- _AIM_: All entries must be extracted exactly, with nothing added or dropped.

- _RECORDS TO USE_:
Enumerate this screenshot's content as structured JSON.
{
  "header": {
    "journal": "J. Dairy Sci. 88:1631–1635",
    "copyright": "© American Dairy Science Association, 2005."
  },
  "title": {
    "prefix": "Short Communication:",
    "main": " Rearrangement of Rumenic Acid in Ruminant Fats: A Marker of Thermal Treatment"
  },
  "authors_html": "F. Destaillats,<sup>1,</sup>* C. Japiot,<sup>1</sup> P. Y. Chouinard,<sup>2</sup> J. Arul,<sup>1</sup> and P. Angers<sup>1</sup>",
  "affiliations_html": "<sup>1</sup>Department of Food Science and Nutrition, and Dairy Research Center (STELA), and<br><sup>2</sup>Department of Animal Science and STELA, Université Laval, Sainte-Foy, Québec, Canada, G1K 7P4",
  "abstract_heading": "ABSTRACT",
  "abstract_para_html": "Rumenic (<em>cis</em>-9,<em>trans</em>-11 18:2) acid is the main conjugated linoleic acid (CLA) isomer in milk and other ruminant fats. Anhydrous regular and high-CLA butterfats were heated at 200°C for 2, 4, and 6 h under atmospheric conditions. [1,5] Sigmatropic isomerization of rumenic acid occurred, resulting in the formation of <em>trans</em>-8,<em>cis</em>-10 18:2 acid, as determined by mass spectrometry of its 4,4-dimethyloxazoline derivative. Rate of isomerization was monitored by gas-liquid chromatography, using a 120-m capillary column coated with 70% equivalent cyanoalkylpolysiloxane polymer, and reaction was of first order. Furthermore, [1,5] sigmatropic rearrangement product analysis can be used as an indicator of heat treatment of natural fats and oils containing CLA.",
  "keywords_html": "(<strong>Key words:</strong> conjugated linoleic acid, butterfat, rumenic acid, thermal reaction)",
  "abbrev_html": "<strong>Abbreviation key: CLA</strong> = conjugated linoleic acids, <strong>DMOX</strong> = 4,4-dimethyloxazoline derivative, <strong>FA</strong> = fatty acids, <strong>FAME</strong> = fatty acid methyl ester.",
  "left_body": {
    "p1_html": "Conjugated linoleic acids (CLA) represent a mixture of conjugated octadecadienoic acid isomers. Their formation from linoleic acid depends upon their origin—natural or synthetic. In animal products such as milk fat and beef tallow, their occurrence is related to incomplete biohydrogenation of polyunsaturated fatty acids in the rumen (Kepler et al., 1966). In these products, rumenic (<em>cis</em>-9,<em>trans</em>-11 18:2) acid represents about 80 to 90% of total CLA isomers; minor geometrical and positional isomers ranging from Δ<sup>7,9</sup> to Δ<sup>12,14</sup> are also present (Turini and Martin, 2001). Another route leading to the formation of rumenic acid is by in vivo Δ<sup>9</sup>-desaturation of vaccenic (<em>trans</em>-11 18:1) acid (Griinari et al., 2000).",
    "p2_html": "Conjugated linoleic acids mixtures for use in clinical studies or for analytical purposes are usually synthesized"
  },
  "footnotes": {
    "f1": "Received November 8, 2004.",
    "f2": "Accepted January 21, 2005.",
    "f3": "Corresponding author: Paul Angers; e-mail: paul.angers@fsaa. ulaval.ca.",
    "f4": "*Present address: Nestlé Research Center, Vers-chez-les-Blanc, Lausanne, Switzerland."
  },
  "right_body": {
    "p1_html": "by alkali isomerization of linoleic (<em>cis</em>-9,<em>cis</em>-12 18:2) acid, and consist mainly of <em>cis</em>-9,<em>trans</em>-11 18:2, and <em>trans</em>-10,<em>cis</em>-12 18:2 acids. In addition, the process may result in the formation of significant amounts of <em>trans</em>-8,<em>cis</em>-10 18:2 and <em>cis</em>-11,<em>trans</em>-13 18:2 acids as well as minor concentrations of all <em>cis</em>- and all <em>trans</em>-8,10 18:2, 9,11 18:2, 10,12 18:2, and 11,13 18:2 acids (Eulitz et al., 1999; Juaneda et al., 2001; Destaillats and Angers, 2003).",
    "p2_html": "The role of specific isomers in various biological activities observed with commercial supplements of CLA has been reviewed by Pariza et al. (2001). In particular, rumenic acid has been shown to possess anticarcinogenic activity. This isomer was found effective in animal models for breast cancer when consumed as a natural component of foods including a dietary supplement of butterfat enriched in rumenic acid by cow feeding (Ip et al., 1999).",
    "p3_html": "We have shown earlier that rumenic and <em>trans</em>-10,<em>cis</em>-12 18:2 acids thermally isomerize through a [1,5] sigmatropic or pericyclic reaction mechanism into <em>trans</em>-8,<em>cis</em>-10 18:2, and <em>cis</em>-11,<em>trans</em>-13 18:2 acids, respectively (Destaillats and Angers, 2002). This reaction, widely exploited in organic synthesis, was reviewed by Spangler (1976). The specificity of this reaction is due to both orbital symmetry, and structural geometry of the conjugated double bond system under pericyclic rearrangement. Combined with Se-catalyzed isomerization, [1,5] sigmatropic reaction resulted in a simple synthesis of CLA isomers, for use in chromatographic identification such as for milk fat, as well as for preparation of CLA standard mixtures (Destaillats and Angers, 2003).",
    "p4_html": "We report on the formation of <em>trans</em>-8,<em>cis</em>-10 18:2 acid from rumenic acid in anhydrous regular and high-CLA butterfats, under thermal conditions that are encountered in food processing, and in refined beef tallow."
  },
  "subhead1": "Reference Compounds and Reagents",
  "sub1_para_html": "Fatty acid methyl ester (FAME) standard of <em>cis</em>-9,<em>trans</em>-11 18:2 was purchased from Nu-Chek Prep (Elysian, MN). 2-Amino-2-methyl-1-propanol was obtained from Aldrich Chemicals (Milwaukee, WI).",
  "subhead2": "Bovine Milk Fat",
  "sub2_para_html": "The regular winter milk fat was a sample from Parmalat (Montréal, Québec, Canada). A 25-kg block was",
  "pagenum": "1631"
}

- _ANSWER TO THIS EXERCISE_:
Enumerate this screenshot's content as structured JSON.
{
  "header": {
    "journal": "J. Dairy Sci. 88:1631–1635",
    "copyright": "© American Dairy Science Association, 2005."
  },
  "title": {
    "prefix": "Short Communication:",
    "main": " Rearrangement of Rumenic Acid in Ruminant Fats: A Marker of Thermal Treatment"
  },
  "authors_html": "F. Destaillats,<sup>1,</sup>* C. Japiot,<sup>1</sup> P. Y. Chouinard,<sup>2</sup> J. Arul,<sup>1</sup> and P. Angers<sup>1</sup>",
  "affiliations_html": "<sup>1</sup>Department of Food Science and Nutrition, and Dairy Research Center (STELA), and<br><sup>2</sup>Department of Animal Science and STELA, Université Laval, Sainte-Foy, Québec, Canada, G1K 7P4",
  "abstract_heading": "ABSTRACT",
  "abstract_para_html": "Rumenic (<em>cis</em>-9,<em>trans</em>-11 18:2) acid is the main conjugated linoleic acid (CLA) isomer in milk and other ruminant fats. Anhydrous regular and high-CLA butterfats were heated at 200°C for 2, 4, and 6 h under atmospheric conditions. [1,5] Sigmatropic isomerization of rumenic acid occurred, resulting in the formation of <em>trans</em>-8,<em>cis</em>-10 18:2 acid, as determined by mass spectrometry of its 4,4-dimethyloxazoline derivative. Rate of isomerization was monitored by gas-liquid chromatography, using a 120-m capillary column coated with 70% equivalent cyanoalkylpolysiloxane polymer, and reaction was of first order. Furthermore, [1,5] sigmatropic rearrangement product analysis can be used as an indicator of heat treatment of natural fats and oils containing CLA.",
  "keywords_html": "(<strong>Key words:</strong> conjugated linoleic acid, butterfat, rumenic acid, thermal reaction)",
  "abbrev_html": "<strong>Abbreviation key: CLA</strong> = conjugated linoleic acids, <strong>DMOX</strong> = 4,4-dimethyloxazoline derivative, <strong>FA</strong> = fatty acids, <strong>FAME</strong> = fatty acid methyl ester.",
  "left_body": {
    "p1_html": "Conjugated linoleic acids (CLA) represent a mixture of conjugated octadecadienoic acid isomers. Their formation from linoleic acid depends upon their origin—natural or synthetic. In animal products such as milk fat and beef tallow, their occurrence is related to incomplete biohydrogenation of polyunsaturated fatty acids in the rumen (Kepler et al., 1966). In these products, rumenic (<em>cis</em>-9,<em>trans</em>-11 18:2) acid represents about 80 to 90% of total CLA isomers; minor geometrical and positional isomers ranging from Δ<sup>7,9</sup> to Δ<sup>12,14</sup> are also present (Turini and Martin, 2001). Another route leading to the formation of rumenic acid is by in vivo Δ<sup>9</sup>-desaturation of vaccenic (<em>trans</em>-11 18:1) acid (Griinari et al., 2000).",
    "p2_html": "Conjugated linoleic acids mixtures for use in clinical studies or for analytical purposes are usually synthesized"
  },
  "footnotes": {
    "f1": "Received November 8, 2004.",
    "f2": "Accepted January 21, 2005.",
    "f3": "Corresponding author: Paul Angers; e-mail: paul.angers@fsaa. ulaval.ca.",
    "f4": "*Present address: Nestlé Research Center, Vers-chez-les-Blanc, Lausanne, Switzerland."
  },
  "right_body": {
    "p1_html": "by alkali isomerization of linoleic (<em>cis</em>-9,<em>cis</em>-12 18:2) acid, and consist mainly of <em>cis</em>-9,<em>trans</em>-11 18:2, and <em>trans</em>-10,<em>cis</em>-12 18:2 acids. In addition, the process may result in the formation of significant amounts of <em>trans</em>-8,<em>cis</em>-10 18:2 and <em>cis</em>-11,<em>trans</em>-13 18:2 acids as well as minor concentrations of all <em>cis</em>- and all <em>trans</em>-8,10 18:2, 9,11 18:2, 10,12 18:2, and 11,13 18:2 acids (Eulitz et al., 1999; Juaneda et al., 2001; Destaillats and Angers, 2003).",
    "p2_html": "The role of specific isomers in various biological activities observed with commercial supplements of CLA has been reviewed by Pariza et al. (2001). In particular, rumenic acid has been shown to possess anticarcinogenic activity. This isomer was found effective in animal models for breast cancer when consumed as a natural component of foods including a dietary supplement of butterfat enriched in rumenic acid by cow feeding (Ip et al., 1999).",
    "p3_html": "We have shown earlier that rumenic and <em>trans</em>-10,<em>cis</em>-12 18:2 acids thermally isomerize through a [1,5] sigmatropic or pericyclic reaction mechanism into <em>trans</em>-8,<em>cis</em>-10 18:2, and <em>cis</em>-11,<em>trans</em>-13 18:2 acids, respectively (Destaillats and Angers, 2002). This reaction, widely exploited in organic synthesis, was reviewed by Spangler (1976). The specificity of this reaction is due to both orbital symmetry, and structural geometry of the conjugated double bond system under pericyclic rearrangement. Combined with Se-catalyzed isomerization, [1,5] sigmatropic reaction resulted in a simple synthesis of CLA isomers, for use in chromatographic identification such as for milk fat, as well as for preparation of CLA standard mixtures (Destaillats and Angers, 2003).",
    "p4_html": "We report on the formation of <em>trans</em>-8,<em>cis</em>-10 18:2 acid from rumenic acid in anhydrous regular and high-CLA butterfats, under thermal conditions that are encountered in food processing, and in refined beef tallow."
  },
  "subhead1": "Reference Compounds and Reagents",
  "sub1_para_html": "Fatty acid methyl ester (FAME) standard of <em>cis</em>-9,<em>trans</em>-11 18:2 was purchased from Nu-Chek Prep (Elysian, MN). 2-Amino-2-methyl-1-propanol was obtained from Aldrich Chemicals (Milwaukee, WI).",
  "subhead2": "Bovine Milk Fat",
  "sub2_para_html": "The regular winter milk fat was a sample from Parmalat (Montréal, Québec, Canada). A 25-kg block was",
  "pagenum": "1631"
}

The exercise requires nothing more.